What you need to do: Transcribe the records that follow exactly. Skip the pictures.

-------- Data in this exercise --------

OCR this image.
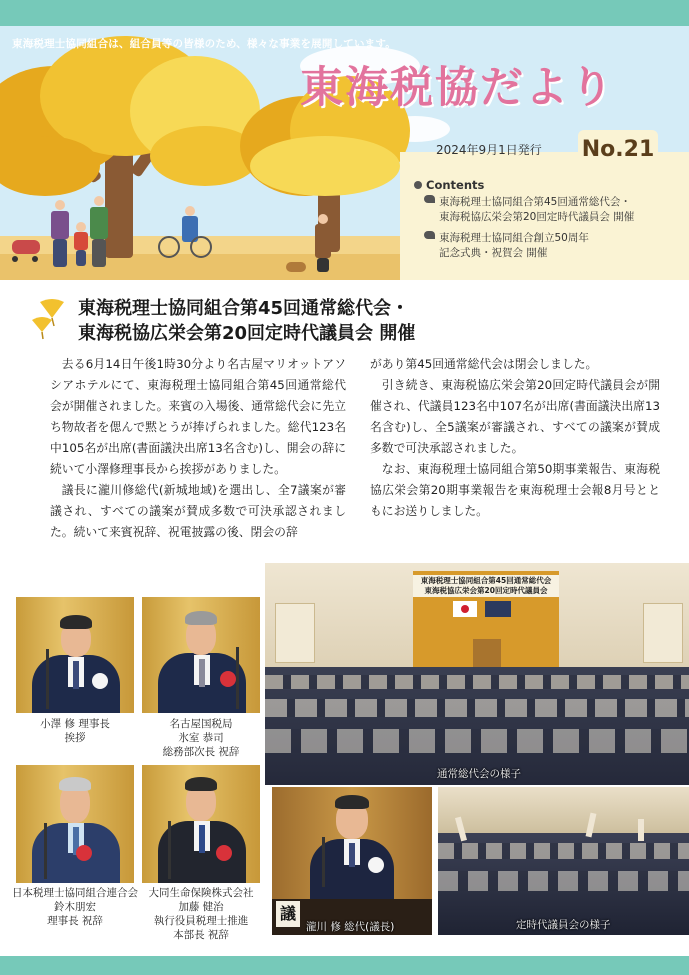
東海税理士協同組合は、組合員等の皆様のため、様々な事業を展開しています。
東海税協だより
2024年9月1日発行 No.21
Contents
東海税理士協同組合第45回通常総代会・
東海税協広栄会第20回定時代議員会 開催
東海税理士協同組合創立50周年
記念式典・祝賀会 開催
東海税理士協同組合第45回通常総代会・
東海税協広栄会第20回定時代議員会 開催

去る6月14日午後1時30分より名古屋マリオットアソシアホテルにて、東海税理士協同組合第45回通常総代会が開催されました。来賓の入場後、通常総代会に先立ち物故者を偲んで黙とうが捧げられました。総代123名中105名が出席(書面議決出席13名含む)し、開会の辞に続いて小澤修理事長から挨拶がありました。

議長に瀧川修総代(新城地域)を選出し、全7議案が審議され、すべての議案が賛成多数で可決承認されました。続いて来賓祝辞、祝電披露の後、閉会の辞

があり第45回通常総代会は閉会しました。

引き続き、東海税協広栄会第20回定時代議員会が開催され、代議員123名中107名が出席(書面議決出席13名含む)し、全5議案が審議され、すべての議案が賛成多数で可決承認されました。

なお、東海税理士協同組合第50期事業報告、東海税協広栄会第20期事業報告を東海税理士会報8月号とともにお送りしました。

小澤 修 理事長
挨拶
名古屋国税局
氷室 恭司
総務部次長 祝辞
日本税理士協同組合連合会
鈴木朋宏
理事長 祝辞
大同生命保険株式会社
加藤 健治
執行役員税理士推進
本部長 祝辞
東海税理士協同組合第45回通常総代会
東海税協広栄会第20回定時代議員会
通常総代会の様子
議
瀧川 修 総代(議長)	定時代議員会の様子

--------

Answer for this exercise:
OCR this image.
東海税理士協同組合は、組合員等の皆様のため、様々な事業を展開しています。
東海税協だより
2024年9月1日発行 No.21
Contents
東海税理士協同組合第45回通常総代会・
東海税協広栄会第20回定時代議員会 開催
東海税理士協同組合創立50周年
記念式典・祝賀会 開催
東海税理士協同組合第45回通常総代会・
東海税協広栄会第20回定時代議員会 開催

去る6月14日午後1時30分より名古屋マリオットアソシアホテルにて、東海税理士協同組合第45回通常総代会が開催されました。来賓の入場後、通常総代会に先立ち物故者を偲んで黙とうが捧げられました。総代123名中105名が出席(書面議決出席13名含む)し、開会の辞に続いて小澤修理事長から挨拶がありました。

議長に瀧川修総代(新城地域)を選出し、全7議案が審議され、すべての議案が賛成多数で可決承認されました。続いて来賓祝辞、祝電披露の後、閉会の辞

があり第45回通常総代会は閉会しました。

引き続き、東海税協広栄会第20回定時代議員会が開催され、代議員123名中107名が出席(書面議決出席13名含む)し、全5議案が審議され、すべての議案が賛成多数で可決承認されました。

なお、東海税理士協同組合第50期事業報告、東海税協広栄会第20期事業報告を東海税理士会報8月号とともにお送りしました。

小澤 修 理事長
挨拶
名古屋国税局
氷室 恭司
総務部次長 祝辞
日本税理士協同組合連合会
鈴木朋宏
理事長 祝辞
大同生命保険株式会社
加藤 健治
執行役員税理士推進
本部長 祝辞
東海税理士協同組合第45回通常総代会
東海税協広栄会第20回定時代議員会
通常総代会の様子
議
瀧川 修 総代(議長)	定時代議員会の様子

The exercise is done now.